— start of Input rows —
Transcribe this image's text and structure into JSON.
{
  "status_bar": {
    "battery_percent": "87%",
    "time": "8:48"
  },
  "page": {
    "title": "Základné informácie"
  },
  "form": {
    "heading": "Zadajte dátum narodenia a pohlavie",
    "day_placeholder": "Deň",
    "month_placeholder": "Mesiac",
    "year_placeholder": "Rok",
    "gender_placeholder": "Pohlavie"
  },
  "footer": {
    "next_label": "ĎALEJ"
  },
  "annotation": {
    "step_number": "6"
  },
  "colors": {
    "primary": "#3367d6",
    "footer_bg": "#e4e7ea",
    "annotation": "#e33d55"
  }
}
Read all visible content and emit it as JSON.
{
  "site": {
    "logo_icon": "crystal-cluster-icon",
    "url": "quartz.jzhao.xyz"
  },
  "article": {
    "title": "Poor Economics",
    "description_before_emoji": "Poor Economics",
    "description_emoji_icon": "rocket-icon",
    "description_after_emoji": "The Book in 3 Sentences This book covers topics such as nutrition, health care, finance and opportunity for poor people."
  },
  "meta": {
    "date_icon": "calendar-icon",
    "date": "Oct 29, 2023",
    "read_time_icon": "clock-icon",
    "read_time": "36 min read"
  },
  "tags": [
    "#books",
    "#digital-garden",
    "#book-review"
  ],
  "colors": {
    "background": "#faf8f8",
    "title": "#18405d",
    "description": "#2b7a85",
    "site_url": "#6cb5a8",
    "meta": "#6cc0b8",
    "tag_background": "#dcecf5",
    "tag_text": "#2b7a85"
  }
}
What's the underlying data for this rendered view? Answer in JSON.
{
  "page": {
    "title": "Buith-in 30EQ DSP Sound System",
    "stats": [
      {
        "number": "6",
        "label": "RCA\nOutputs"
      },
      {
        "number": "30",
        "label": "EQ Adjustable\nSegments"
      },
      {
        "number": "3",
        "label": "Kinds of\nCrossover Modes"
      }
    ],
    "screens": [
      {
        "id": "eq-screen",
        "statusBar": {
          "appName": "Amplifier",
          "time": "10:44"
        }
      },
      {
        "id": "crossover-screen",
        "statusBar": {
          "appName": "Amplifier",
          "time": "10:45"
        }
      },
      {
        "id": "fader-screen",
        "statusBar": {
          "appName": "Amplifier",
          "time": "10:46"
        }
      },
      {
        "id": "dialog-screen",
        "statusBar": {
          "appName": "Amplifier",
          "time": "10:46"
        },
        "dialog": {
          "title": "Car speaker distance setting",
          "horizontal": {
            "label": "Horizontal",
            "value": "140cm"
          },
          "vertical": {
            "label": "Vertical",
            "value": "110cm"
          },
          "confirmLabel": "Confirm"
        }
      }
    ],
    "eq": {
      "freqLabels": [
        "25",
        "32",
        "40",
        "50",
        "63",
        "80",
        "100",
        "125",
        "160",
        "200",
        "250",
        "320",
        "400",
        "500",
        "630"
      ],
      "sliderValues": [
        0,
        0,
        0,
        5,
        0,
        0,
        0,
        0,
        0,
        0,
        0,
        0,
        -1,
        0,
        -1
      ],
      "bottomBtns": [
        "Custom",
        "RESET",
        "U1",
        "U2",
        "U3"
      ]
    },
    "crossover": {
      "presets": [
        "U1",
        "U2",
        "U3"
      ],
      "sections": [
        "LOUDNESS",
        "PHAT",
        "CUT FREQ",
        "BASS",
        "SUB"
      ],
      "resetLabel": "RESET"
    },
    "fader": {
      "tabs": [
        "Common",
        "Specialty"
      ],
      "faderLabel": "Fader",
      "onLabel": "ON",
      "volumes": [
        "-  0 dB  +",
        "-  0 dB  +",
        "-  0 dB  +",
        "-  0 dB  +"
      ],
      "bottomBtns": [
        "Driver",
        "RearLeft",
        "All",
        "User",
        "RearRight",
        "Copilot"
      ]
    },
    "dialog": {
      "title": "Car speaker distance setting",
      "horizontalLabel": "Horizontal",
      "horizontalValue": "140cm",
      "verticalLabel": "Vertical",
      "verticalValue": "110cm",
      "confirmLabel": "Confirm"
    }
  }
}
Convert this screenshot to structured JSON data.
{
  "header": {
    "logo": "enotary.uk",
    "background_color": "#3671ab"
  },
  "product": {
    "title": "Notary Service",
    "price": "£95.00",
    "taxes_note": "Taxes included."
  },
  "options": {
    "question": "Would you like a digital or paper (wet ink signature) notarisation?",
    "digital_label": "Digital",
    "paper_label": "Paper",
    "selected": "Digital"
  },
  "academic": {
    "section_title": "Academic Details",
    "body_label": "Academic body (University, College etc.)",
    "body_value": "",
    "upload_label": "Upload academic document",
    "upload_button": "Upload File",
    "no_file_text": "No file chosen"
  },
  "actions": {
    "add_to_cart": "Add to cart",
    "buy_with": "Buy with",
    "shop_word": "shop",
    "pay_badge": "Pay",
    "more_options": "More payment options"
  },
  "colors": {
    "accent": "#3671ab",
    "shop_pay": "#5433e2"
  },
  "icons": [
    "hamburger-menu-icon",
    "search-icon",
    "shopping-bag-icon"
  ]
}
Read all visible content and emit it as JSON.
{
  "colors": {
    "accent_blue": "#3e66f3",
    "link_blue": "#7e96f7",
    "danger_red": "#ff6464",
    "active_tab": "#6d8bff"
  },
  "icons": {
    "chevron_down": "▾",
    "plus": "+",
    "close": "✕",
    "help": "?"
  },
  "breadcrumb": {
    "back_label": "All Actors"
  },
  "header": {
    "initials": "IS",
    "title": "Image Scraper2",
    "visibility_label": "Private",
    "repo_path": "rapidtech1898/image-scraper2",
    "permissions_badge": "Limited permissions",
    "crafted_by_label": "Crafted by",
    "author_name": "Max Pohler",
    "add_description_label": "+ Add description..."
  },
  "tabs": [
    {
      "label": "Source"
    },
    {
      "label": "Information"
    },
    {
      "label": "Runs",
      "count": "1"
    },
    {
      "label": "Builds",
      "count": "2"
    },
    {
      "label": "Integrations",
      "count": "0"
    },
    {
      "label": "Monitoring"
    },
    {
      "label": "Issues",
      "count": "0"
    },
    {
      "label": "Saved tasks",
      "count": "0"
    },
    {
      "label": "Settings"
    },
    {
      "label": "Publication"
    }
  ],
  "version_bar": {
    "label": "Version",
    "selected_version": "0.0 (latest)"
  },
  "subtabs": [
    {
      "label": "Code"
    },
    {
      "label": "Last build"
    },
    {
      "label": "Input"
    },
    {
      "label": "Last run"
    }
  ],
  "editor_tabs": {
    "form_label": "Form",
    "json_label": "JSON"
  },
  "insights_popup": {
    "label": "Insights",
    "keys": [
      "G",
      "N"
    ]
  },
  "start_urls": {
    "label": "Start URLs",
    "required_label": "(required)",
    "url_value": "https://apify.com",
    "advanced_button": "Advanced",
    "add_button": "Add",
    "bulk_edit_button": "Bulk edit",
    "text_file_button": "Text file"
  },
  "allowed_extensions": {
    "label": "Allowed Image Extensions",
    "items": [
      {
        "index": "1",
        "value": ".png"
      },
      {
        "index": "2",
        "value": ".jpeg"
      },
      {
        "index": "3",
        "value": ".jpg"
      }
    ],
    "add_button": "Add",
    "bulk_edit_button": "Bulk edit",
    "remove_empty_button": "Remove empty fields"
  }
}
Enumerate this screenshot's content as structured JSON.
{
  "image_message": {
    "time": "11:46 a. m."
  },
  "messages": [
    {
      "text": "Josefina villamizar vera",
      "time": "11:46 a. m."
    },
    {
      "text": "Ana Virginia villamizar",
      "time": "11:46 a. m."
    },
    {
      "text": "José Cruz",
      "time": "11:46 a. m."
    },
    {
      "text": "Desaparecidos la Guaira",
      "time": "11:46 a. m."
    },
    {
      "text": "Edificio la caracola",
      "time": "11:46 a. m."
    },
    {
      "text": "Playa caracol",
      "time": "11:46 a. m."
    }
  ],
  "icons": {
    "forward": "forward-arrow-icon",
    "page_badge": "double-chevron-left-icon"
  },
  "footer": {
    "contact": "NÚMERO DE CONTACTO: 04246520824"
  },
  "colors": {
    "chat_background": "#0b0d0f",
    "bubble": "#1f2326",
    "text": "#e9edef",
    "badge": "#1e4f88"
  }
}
— end of Input rows —
### Work required
Set down, exactly and in full, the lines from the one containing "Enumerate this screenshot's" through the end of the entries; no other line belongs.

### Answer to the exercise
Enumerate this screenshot's content as structured JSON.
{
  "image_message": {
    "time": "11:46 a. m."
  },
  "messages": [
    {
      "text": "Josefina villamizar vera",
      "time": "11:46 a. m."
    },
    {
      "text": "Ana Virginia villamizar",
      "time": "11:46 a. m."
    },
    {
      "text": "José Cruz",
      "time": "11:46 a. m."
    },
    {
      "text": "Desaparecidos la Guaira",
      "time": "11:46 a. m."
    },
    {
      "text": "Edificio la caracola",
      "time": "11:46 a. m."
    },
    {
      "text": "Playa caracol",
      "time": "11:46 a. m."
    }
  ],
  "icons": {
    "forward": "forward-arrow-icon",
    "page_badge": "double-chevron-left-icon"
  },
  "footer": {
    "contact": "NÚMERO DE CONTACTO: 04246520824"
  },
  "colors": {
    "chat_background": "#0b0d0f",
    "bubble": "#1f2326",
    "text": "#e9edef",
    "badge": "#1e4f88"
  }
}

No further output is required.